* Do this:
Write the records below out in full, character for character, with no pictures.

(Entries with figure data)
## begin

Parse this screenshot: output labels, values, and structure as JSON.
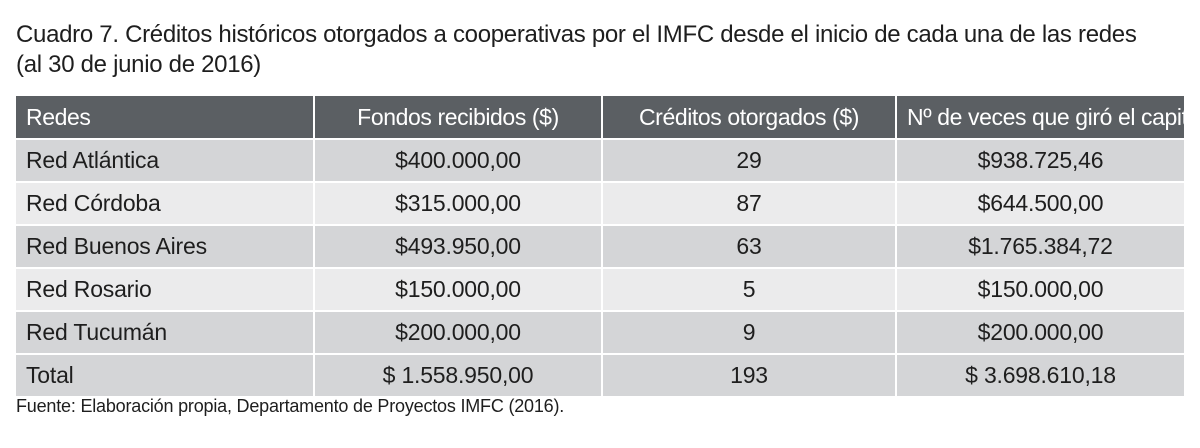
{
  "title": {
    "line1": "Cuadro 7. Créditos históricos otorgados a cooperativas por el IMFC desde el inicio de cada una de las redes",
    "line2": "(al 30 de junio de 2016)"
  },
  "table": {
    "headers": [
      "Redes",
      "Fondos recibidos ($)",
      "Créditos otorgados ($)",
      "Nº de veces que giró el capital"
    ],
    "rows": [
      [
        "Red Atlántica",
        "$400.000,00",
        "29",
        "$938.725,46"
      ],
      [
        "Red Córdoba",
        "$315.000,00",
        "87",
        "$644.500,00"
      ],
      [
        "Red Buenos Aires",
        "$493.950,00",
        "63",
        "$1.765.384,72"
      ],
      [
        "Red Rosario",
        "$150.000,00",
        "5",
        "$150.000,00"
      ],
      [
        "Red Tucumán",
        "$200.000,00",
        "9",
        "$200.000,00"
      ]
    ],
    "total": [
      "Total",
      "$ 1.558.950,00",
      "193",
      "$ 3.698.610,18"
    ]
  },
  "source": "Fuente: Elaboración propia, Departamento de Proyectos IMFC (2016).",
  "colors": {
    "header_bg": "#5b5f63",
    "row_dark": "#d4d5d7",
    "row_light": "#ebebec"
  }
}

## end

* Output for this task:
Parse this screenshot: output labels, values, and structure as JSON.
{
  "title": {
    "line1": "Cuadro 7. Créditos históricos otorgados a cooperativas por el IMFC desde el inicio de cada una de las redes",
    "line2": "(al 30 de junio de 2016)"
  },
  "table": {
    "headers": [
      "Redes",
      "Fondos recibidos ($)",
      "Créditos otorgados ($)",
      "Nº de veces que giró el capital"
    ],
    "rows": [
      [
        "Red Atlántica",
        "$400.000,00",
        "29",
        "$938.725,46"
      ],
      [
        "Red Córdoba",
        "$315.000,00",
        "87",
        "$644.500,00"
      ],
      [
        "Red Buenos Aires",
        "$493.950,00",
        "63",
        "$1.765.384,72"
      ],
      [
        "Red Rosario",
        "$150.000,00",
        "5",
        "$150.000,00"
      ],
      [
        "Red Tucumán",
        "$200.000,00",
        "9",
        "$200.000,00"
      ]
    ],
    "total": [
      "Total",
      "$ 1.558.950,00",
      "193",
      "$ 3.698.610,18"
    ]
  },
  "source": "Fuente: Elaboración propia, Departamento de Proyectos IMFC (2016).",
  "colors": {
    "header_bg": "#5b5f63",
    "row_dark": "#d4d5d7",
    "row_light": "#ebebec"
  }
}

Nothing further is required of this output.